→ Required task
Write out the whole listing again, exactly.

··· Excerpted records

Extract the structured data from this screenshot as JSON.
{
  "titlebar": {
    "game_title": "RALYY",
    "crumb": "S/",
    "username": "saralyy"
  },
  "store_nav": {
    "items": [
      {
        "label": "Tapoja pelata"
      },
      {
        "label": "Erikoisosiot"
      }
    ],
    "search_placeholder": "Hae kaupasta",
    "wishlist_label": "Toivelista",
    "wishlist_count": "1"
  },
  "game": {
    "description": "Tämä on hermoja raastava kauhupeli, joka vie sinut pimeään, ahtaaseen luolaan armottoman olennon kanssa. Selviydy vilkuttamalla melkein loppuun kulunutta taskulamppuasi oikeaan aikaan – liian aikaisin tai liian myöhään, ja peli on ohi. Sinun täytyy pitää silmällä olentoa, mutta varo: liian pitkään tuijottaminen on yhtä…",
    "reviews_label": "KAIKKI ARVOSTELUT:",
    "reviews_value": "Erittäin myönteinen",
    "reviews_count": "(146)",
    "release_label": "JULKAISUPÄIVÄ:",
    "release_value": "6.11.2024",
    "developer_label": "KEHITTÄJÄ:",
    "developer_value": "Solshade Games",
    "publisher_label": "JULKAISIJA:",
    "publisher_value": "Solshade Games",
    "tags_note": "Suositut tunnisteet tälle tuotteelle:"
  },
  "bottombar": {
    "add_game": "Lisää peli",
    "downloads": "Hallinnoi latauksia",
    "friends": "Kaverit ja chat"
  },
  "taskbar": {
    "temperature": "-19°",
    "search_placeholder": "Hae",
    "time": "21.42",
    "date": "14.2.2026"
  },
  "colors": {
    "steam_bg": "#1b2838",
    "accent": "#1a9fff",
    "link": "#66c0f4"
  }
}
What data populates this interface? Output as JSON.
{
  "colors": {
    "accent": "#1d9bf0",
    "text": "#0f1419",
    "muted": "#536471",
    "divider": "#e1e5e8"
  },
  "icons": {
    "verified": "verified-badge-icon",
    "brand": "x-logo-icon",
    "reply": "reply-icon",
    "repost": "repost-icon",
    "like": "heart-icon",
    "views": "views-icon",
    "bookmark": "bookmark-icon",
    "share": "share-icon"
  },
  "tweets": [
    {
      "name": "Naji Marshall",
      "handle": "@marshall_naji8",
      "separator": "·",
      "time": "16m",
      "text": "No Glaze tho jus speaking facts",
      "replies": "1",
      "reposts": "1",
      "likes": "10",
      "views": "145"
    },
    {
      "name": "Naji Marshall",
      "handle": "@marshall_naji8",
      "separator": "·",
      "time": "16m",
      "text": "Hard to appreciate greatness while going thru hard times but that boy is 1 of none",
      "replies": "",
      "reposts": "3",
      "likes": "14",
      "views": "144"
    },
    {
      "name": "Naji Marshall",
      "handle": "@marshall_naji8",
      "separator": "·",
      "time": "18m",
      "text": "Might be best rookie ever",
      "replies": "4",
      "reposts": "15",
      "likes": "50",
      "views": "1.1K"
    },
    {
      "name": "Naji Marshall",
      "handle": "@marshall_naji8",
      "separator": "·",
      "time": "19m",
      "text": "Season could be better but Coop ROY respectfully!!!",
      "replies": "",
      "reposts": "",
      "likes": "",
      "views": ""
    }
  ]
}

······

→ Answer
Extract the structured data from this screenshot as JSON.
{
  "titlebar": {
    "game_title": "RALYY",
    "crumb": "S/",
    "username": "saralyy"
  },
  "store_nav": {
    "items": [
      {
        "label": "Tapoja pelata"
      },
      {
        "label": "Erikoisosiot"
      }
    ],
    "search_placeholder": "Hae kaupasta",
    "wishlist_label": "Toivelista",
    "wishlist_count": "1"
  },
  "game": {
    "description": "Tämä on hermoja raastava kauhupeli, joka vie sinut pimeään, ahtaaseen luolaan armottoman olennon kanssa. Selviydy vilkuttamalla melkein loppuun kulunutta taskulamppuasi oikeaan aikaan – liian aikaisin tai liian myöhään, ja peli on ohi. Sinun täytyy pitää silmällä olentoa, mutta varo: liian pitkään tuijottaminen on yhtä…",
    "reviews_label": "KAIKKI ARVOSTELUT:",
    "reviews_value": "Erittäin myönteinen",
    "reviews_count": "(146)",
    "release_label": "JULKAISUPÄIVÄ:",
    "release_value": "6.11.2024",
    "developer_label": "KEHITTÄJÄ:",
    "developer_value": "Solshade Games",
    "publisher_label": "JULKAISIJA:",
    "publisher_value": "Solshade Games",
    "tags_note": "Suositut tunnisteet tälle tuotteelle:"
  },
  "bottombar": {
    "add_game": "Lisää peli",
    "downloads": "Hallinnoi latauksia",
    "friends": "Kaverit ja chat"
  },
  "taskbar": {
    "temperature": "-19°",
    "search_placeholder": "Hae",
    "time": "21.42",
    "date": "14.2.2026"
  },
  "colors": {
    "steam_bg": "#1b2838",
    "accent": "#1a9fff",
    "link": "#66c0f4"
  }
}
What data populates this interface? Output as JSON.
{
  "colors": {
    "accent": "#1d9bf0",
    "text": "#0f1419",
    "muted": "#536471",
    "divider": "#e1e5e8"
  },
  "icons": {
    "verified": "verified-badge-icon",
    "brand": "x-logo-icon",
    "reply": "reply-icon",
    "repost": "repost-icon",
    "like": "heart-icon",
    "views": "views-icon",
    "bookmark": "bookmark-icon",
    "share": "share-icon"
  },
  "tweets": [
    {
      "name": "Naji Marshall",
      "handle": "@marshall_naji8",
      "separator": "·",
      "time": "16m",
      "text": "No Glaze tho jus speaking facts",
      "replies": "1",
      "reposts": "1",
      "likes": "10",
      "views": "145"
    },
    {
      "name": "Naji Marshall",
      "handle": "@marshall_naji8",
      "separator": "·",
      "time": "16m",
      "text": "Hard to appreciate greatness while going thru hard times but that boy is 1 of none",
      "replies": "",
      "reposts": "3",
      "likes": "14",
      "views": "144"
    },
    {
      "name": "Naji Marshall",
      "handle": "@marshall_naji8",
      "separator": "·",
      "time": "18m",
      "text": "Might be best rookie ever",
      "replies": "4",
      "reposts": "15",
      "likes": "50",
      "views": "1.1K"
    },
    {
      "name": "Naji Marshall",
      "handle": "@marshall_naji8",
      "separator": "·",
      "time": "19m",
      "text": "Season could be better but Coop ROY respectfully!!!",
      "replies": "",
      "reposts": "",
      "likes": "",
      "views": ""
    }
  ]
}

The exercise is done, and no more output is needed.